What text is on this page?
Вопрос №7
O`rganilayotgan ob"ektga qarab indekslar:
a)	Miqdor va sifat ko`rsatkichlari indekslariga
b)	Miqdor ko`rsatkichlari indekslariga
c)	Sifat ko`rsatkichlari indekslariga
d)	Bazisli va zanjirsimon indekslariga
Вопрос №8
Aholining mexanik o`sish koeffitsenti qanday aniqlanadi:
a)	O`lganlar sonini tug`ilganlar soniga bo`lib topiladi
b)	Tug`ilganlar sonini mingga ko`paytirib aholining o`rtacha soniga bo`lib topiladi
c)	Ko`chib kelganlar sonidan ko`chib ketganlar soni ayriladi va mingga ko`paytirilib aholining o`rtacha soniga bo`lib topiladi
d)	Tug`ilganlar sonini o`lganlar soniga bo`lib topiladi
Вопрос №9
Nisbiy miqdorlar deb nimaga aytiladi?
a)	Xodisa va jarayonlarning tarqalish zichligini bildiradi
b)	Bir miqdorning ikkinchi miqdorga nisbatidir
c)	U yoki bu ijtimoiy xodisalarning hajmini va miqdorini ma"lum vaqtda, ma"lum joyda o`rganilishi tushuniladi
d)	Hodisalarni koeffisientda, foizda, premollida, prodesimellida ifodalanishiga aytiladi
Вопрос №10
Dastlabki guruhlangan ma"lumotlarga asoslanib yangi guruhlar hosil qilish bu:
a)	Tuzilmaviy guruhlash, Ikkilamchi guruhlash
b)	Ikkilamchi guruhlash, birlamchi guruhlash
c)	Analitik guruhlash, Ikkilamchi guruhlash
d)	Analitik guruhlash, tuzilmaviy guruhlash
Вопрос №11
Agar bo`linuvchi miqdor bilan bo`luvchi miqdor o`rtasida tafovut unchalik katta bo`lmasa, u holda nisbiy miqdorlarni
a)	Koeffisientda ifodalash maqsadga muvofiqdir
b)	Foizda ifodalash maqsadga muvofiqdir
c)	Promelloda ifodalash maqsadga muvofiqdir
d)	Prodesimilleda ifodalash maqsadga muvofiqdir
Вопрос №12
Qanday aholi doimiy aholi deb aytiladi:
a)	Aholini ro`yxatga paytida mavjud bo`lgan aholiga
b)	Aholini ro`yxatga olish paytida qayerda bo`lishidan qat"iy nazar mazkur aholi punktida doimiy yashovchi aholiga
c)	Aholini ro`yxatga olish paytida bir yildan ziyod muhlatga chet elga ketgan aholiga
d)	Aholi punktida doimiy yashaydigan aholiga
= = = =
▶ Problem description
List every line above that contains the word "rtacha".

▶ Output below
b)	Tug`ilganlar sonini mingga ko`paytirib aholining o`rtacha soniga bo`lib topiladi
c)	Ko`chib kelganlar sonidan ko`chib ketganlar soni ayriladi va mingga ko`paytirilib aholining o`rtacha soniga bo`lib topiladi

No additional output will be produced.